- **Exercise requirements**: Isolate every line in the records below with "Kolpodes" in it.

══ Extracted information ══

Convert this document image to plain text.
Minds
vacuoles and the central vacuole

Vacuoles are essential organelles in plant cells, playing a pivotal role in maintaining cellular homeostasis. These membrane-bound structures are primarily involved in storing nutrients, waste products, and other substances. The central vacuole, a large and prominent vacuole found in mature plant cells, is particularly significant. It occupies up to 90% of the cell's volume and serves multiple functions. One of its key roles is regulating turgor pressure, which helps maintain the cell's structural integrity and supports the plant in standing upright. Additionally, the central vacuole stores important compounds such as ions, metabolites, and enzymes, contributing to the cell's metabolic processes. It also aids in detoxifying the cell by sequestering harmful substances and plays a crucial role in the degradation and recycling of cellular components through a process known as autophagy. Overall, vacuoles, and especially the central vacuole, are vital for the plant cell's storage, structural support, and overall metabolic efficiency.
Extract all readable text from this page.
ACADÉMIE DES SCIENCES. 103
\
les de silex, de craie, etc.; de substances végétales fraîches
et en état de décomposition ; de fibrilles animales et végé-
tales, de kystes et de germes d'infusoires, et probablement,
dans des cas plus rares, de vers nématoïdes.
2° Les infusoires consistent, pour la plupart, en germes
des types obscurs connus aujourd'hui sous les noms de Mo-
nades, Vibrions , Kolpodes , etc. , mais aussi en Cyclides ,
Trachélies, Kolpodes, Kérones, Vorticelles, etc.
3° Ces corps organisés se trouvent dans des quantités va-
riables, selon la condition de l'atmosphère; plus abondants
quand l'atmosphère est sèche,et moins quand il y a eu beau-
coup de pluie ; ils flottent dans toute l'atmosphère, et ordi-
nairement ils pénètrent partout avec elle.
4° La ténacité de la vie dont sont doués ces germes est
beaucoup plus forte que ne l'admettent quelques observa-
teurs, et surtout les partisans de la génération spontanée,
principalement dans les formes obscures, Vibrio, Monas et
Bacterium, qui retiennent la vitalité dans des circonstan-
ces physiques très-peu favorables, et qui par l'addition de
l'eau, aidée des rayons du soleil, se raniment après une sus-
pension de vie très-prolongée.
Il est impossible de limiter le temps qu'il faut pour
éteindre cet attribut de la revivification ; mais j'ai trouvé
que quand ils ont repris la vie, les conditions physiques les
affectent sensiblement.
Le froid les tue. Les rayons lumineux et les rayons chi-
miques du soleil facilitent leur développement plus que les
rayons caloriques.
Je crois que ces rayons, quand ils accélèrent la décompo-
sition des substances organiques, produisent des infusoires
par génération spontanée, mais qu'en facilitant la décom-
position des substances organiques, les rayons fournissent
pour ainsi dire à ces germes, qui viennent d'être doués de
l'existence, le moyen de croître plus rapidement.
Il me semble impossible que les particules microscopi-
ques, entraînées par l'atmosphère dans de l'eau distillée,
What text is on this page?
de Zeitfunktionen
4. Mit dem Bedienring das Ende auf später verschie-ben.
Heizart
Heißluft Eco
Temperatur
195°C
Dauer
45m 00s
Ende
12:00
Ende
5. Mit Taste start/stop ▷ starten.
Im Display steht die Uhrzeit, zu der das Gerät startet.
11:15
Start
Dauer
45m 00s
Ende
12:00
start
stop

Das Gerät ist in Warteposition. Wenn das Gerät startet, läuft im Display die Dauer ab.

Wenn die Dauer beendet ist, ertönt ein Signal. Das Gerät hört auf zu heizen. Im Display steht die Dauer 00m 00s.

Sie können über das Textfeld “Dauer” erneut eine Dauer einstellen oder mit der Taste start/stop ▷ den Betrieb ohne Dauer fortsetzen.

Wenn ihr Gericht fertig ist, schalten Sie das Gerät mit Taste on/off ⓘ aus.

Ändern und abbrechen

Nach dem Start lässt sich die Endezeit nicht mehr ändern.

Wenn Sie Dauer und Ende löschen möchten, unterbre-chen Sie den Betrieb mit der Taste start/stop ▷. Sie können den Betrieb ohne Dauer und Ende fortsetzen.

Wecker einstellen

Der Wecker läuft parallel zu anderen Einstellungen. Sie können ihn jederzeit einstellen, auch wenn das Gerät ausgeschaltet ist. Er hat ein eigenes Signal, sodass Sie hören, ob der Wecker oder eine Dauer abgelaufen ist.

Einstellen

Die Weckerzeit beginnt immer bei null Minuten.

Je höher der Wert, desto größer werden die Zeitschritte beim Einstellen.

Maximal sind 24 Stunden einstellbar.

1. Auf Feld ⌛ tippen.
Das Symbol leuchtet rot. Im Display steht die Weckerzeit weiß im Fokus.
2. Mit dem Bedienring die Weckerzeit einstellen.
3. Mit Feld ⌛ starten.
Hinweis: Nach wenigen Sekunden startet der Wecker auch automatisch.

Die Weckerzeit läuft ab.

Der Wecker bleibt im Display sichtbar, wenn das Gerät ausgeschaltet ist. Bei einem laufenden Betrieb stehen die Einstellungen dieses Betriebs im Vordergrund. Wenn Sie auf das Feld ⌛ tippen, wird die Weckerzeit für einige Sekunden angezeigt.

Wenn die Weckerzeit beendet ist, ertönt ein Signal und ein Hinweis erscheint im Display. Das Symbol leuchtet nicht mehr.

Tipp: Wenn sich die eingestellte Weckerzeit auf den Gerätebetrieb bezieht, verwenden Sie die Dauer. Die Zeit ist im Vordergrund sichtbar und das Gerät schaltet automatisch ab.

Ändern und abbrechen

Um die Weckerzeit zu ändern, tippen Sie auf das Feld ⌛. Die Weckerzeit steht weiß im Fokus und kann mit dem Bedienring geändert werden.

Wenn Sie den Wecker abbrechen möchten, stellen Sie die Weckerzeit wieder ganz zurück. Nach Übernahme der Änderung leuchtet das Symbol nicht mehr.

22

═══

- **Output for this task**:
nades, Vibrions , Kolpodes , etc. , mais aussi en Cyclides ,
Trachélies, Kolpodes, Kérones, Vorticelles, etc.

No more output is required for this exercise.